____ DATA RECORDS

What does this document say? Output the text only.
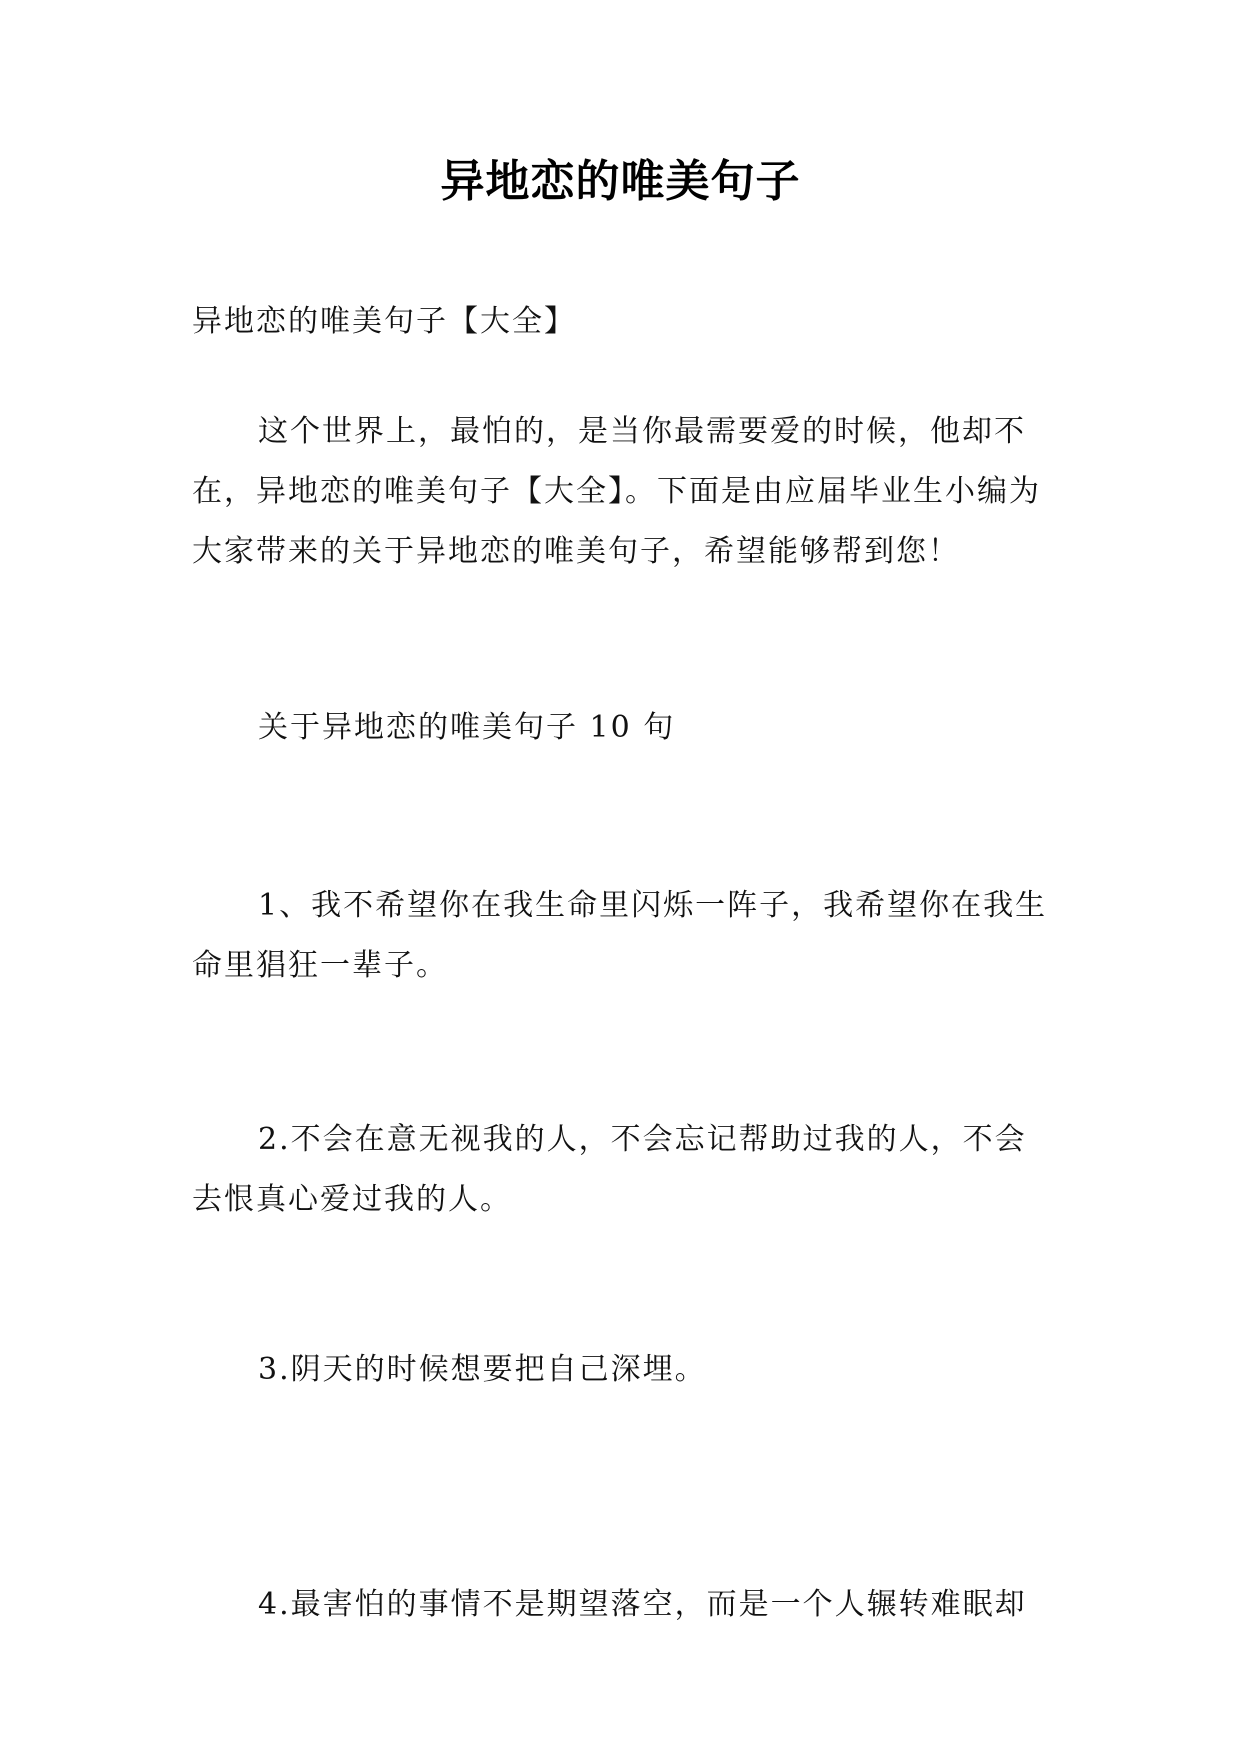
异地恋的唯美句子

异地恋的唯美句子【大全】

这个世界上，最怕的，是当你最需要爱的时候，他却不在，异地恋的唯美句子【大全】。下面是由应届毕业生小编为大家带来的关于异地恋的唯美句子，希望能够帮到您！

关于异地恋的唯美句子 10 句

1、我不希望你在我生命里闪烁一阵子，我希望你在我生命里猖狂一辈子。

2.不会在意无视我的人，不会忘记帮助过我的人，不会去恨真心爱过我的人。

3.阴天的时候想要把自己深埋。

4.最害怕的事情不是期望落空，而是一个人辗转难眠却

________

### WRITTEN TASK
Give all the lines above again, character for character, without pictures.

### ANSWER IN FULL
What does this document say? Output the text only.
异地恋的唯美句子

异地恋的唯美句子【大全】

这个世界上，最怕的，是当你最需要爱的时候，他却不在，异地恋的唯美句子【大全】。下面是由应届毕业生小编为大家带来的关于异地恋的唯美句子，希望能够帮到您！

关于异地恋的唯美句子 10 句

1、我不希望你在我生命里闪烁一阵子，我希望你在我生命里猖狂一辈子。

2.不会在意无视我的人，不会忘记帮助过我的人，不会去恨真心爱过我的人。

3.阴天的时候想要把自己深埋。

4.最害怕的事情不是期望落空，而是一个人辗转难眠却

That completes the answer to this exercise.